GIVEN REQUEST
In the material below, list every line carrying the string "value".

LISTING

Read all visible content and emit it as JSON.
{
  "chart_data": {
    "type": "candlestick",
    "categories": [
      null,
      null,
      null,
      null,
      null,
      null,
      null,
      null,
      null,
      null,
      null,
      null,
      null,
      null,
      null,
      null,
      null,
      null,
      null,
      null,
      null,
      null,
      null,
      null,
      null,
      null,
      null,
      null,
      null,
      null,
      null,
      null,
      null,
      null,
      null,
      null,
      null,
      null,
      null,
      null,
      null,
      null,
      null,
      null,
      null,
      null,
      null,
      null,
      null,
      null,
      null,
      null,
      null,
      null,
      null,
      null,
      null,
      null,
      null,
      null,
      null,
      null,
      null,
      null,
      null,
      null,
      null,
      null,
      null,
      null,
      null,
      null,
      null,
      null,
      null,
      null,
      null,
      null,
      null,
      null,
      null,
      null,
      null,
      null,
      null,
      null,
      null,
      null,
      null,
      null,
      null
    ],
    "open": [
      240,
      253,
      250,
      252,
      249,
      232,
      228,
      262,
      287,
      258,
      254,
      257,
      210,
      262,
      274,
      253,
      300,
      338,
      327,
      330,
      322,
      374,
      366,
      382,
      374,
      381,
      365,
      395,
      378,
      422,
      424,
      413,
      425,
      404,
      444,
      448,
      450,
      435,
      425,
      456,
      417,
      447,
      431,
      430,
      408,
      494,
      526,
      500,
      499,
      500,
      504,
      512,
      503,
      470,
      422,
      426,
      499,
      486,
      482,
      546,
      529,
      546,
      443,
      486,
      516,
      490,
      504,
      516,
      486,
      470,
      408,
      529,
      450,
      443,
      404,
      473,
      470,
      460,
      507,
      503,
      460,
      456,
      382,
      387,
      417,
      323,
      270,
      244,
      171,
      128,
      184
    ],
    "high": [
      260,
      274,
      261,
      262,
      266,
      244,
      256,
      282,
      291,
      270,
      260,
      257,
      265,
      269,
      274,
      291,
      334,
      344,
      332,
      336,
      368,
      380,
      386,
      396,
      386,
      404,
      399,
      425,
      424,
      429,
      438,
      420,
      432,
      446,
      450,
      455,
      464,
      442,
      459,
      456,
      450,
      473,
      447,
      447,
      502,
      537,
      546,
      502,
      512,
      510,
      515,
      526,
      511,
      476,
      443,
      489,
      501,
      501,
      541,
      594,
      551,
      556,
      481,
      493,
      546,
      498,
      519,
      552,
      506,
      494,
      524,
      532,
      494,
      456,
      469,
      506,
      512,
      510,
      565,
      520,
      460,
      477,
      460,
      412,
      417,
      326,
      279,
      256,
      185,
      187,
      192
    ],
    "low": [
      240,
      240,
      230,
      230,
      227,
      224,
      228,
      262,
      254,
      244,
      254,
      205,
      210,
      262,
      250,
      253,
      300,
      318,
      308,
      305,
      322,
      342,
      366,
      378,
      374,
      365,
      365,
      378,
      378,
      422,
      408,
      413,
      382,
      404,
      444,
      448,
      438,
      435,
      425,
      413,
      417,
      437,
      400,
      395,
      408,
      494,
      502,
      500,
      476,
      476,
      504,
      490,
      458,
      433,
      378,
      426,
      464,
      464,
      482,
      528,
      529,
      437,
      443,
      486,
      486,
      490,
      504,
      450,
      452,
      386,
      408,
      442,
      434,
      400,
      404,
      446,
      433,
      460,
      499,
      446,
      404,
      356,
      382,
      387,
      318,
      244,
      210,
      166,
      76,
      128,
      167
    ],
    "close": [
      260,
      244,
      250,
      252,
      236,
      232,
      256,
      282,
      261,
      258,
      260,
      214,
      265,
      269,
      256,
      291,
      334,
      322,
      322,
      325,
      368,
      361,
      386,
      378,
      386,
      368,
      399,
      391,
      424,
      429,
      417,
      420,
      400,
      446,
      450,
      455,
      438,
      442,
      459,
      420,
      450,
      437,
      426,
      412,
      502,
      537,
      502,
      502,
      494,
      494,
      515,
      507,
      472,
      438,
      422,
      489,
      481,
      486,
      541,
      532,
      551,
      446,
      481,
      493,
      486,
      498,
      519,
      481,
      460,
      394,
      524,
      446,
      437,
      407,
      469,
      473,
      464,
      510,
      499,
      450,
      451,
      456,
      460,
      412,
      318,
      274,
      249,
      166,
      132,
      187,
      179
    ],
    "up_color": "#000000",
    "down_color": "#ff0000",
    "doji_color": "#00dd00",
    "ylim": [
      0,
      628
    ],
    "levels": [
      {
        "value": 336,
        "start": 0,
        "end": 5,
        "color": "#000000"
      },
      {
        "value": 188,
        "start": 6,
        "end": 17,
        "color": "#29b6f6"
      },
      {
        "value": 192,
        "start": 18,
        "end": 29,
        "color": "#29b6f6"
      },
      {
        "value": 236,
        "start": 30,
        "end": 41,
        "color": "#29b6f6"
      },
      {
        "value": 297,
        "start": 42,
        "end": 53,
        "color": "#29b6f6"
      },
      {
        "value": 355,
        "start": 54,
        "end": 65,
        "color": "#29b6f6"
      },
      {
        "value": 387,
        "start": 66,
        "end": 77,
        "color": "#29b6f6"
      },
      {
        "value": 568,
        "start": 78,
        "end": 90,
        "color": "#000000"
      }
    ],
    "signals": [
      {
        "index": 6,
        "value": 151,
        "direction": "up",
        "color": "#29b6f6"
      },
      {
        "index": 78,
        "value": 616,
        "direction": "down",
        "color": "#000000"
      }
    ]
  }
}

COMPLETED TASK
        "value": 336,
        "value": 188,
        "value": 192,
        "value": 236,
        "value": 297,
        "value": 355,
        "value": 387,
        "value": 568,
        "value": 151,
        "value": 616,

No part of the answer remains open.